* **Dataset items**
'''

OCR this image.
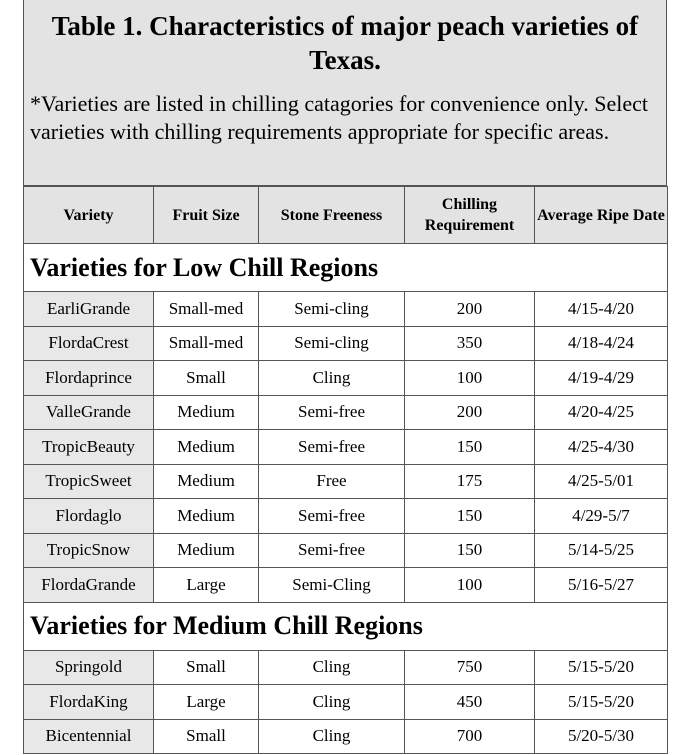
Table 1. Characteristics of major peach varieties of Texas.

*Varieties are listed in chilling catagories for convenience only. Select varieties with chilling requirements appropriate for specific areas.

Variety	Fruit Size	Stone Freeness	Chilling Requirement	Average Ripe Date
Varieties for Low Chill Regions				
EarliGrande	Small-med	Semi-cling	200	4/15-4/20
FlordaCrest	Small-med	Semi-cling	350	4/18-4/24
Flordaprince	Small	Cling	100	4/19-4/29
ValleGrande	Medium	Semi-free	200	4/20-4/25
TropicBeauty	Medium	Semi-free	150	4/25-4/30
TropicSweet	Medium	Free	175	4/25-5/01
Flordaglo	Medium	Semi-free	150	4/29-5/7
TropicSnow	Medium	Semi-free	150	5/14-5/25
FlordaGrande	Large	Semi-Cling	100	5/16-5/27
Varieties for Medium Chill Regions				
Springold	Small	Cling	750	5/15-5/20
FlordaKing	Large	Cling	450	5/15-5/20
Bicentennial	Small	Cling	700	5/20-5/30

'''

The data should be printed again unchanged; leave its pictures out.

OCR this image.
Table 1. Characteristics of major peach varieties of Texas.

*Varieties are listed in chilling catagories for convenience only. Select varieties with chilling requirements appropriate for specific areas.

Variety	Fruit Size	Stone Freeness	Chilling Requirement	Average Ripe Date
Varieties for Low Chill Regions				
EarliGrande	Small-med	Semi-cling	200	4/15-4/20
FlordaCrest	Small-med	Semi-cling	350	4/18-4/24
Flordaprince	Small	Cling	100	4/19-4/29
ValleGrande	Medium	Semi-free	200	4/20-4/25
TropicBeauty	Medium	Semi-free	150	4/25-4/30
TropicSweet	Medium	Free	175	4/25-5/01
Flordaglo	Medium	Semi-free	150	4/29-5/7
TropicSnow	Medium	Semi-free	150	5/14-5/25
FlordaGrande	Large	Semi-Cling	100	5/16-5/27
Varieties for Medium Chill Regions				
Springold	Small	Cling	750	5/15-5/20
FlordaKing	Large	Cling	450	5/15-5/20
Bicentennial	Small	Cling	700	5/20-5/30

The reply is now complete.